- **Data shown**:
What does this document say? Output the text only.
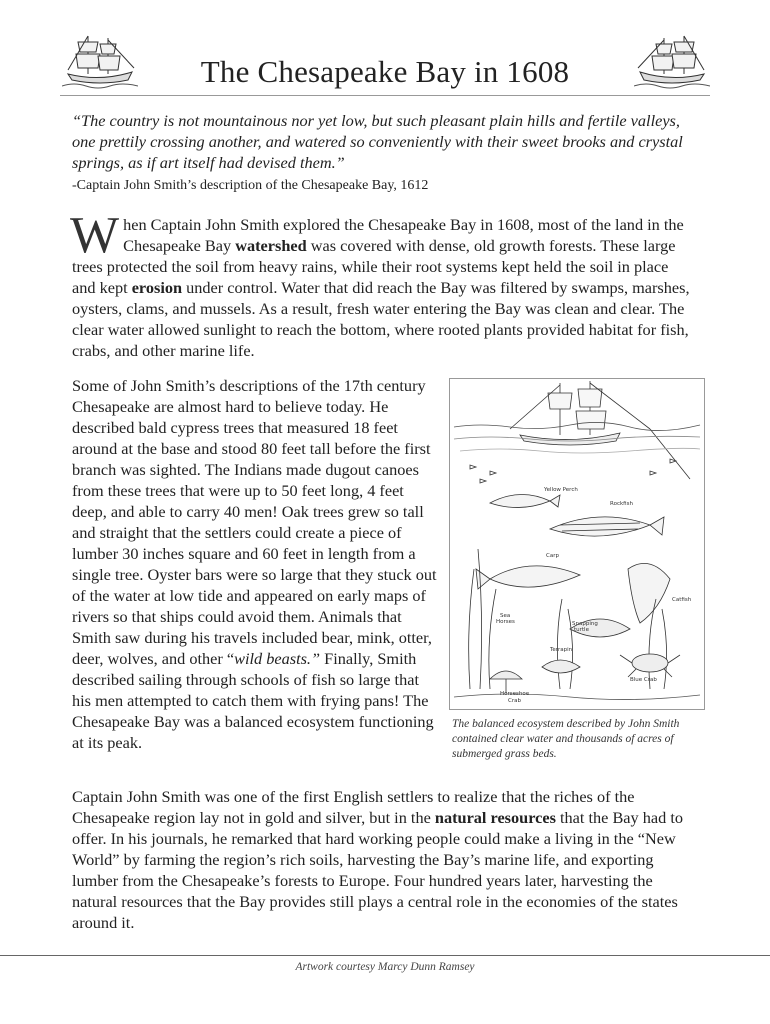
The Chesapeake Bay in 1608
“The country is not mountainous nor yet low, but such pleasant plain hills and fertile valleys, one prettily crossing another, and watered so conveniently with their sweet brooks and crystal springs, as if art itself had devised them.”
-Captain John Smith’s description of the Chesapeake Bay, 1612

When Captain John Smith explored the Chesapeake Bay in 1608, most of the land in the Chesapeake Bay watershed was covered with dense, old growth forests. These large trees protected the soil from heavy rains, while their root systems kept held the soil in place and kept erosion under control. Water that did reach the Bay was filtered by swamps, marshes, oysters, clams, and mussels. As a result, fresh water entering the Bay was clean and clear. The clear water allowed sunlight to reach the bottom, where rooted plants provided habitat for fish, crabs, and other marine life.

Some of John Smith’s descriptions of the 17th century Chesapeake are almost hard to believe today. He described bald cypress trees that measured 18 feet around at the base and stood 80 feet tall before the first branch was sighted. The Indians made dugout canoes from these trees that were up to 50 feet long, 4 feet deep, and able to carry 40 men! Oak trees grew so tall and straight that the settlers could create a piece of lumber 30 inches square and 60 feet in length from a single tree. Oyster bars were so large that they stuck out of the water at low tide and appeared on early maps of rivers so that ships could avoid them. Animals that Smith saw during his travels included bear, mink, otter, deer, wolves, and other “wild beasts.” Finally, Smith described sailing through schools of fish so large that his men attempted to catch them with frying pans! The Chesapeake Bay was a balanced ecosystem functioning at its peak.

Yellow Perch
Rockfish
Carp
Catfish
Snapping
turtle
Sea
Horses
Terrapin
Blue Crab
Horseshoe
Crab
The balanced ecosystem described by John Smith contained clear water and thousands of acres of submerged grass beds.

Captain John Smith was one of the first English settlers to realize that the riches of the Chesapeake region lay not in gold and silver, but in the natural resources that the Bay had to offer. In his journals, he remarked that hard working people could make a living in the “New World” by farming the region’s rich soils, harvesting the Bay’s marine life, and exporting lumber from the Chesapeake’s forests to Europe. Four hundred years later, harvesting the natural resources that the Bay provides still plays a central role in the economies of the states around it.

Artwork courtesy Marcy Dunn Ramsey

- **Objective**: Which lines of the data above contain "described"? Copy each one.

- **Final answer**:
Some of John Smith’s descriptions of the 17th century Chesapeake are almost hard to believe today. He described bald cypress trees that measured 18 feet around at the base and stood 80 feet tall before the first branch was sighted. The Indians made dugout canoes from these trees that were up to 50 feet long, 4 feet deep, and able to carry 40 men! Oak trees grew so tall and straight that the settlers could create a piece of lumber 30 inches square and 60 feet in length from a single tree. Oyster bars were so large that they stuck out of the water at low tide and appeared on early maps of rivers so that ships could avoid them. Animals that Smith saw during his travels included bear, mink, otter, deer, wolves, and other “wild beasts.” Finally, Smith described sailing through schools of fish so large that his men attempted to catch them with frying pans! The Chesapeake Bay was a balanced ecosystem functioning at its peak.
The balanced ecosystem described by John Smith contained clear water and thousands of acres of submerged grass beds.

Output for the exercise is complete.